> Task:
Scan the lines and state how many carry "dinaspendidikan". Leave out everything but the number.

======== Exercise input

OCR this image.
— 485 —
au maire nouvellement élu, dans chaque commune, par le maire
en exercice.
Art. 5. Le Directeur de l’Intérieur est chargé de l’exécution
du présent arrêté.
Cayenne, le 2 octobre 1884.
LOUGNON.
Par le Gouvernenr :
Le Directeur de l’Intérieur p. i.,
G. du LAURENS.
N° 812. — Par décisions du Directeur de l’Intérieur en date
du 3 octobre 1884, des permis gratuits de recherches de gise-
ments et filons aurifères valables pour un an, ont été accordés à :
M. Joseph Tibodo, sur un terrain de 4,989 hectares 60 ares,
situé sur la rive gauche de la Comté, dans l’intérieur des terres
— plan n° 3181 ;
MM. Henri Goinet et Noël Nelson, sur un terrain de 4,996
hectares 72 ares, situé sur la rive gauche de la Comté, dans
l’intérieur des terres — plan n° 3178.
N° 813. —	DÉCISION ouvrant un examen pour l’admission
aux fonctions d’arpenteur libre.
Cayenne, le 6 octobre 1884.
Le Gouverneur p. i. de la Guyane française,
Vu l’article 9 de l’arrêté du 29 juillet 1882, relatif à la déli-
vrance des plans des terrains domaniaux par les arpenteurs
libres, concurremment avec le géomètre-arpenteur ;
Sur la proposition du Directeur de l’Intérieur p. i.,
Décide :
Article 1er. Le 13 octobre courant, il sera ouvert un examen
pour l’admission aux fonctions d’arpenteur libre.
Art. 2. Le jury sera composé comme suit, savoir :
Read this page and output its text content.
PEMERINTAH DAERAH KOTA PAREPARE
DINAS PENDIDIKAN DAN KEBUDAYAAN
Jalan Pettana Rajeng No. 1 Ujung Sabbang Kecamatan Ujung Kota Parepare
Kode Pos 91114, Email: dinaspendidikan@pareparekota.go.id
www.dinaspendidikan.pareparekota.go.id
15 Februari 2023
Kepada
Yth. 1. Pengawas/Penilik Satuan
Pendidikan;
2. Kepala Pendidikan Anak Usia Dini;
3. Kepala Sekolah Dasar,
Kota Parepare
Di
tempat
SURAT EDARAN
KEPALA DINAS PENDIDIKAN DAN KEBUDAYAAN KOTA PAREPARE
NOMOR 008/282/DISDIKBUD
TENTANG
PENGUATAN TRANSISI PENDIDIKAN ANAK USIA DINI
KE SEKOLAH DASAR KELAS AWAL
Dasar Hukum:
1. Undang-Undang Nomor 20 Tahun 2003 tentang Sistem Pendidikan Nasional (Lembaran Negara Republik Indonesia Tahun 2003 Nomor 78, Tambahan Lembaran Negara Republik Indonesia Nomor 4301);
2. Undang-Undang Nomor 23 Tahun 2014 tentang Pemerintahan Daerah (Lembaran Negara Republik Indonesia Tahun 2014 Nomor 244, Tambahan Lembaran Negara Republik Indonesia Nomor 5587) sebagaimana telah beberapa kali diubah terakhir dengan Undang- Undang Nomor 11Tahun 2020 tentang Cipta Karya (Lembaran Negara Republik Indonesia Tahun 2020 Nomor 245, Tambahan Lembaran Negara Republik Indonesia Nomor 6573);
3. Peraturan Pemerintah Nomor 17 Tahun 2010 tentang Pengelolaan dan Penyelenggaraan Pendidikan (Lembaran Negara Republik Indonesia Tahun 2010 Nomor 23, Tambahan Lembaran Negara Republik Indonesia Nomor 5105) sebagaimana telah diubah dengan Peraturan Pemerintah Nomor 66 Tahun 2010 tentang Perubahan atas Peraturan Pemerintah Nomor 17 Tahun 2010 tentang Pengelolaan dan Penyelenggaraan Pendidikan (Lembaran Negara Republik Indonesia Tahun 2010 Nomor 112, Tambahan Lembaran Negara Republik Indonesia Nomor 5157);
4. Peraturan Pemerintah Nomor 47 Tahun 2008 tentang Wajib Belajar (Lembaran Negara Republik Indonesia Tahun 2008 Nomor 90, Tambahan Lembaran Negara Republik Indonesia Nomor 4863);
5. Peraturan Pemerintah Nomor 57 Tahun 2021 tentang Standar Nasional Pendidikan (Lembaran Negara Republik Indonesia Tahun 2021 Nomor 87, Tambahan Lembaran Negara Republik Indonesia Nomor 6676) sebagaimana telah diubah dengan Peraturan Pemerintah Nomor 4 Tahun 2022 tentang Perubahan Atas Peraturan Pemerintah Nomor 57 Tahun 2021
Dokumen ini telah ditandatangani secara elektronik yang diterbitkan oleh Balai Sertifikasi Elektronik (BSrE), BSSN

================

> The answer:
2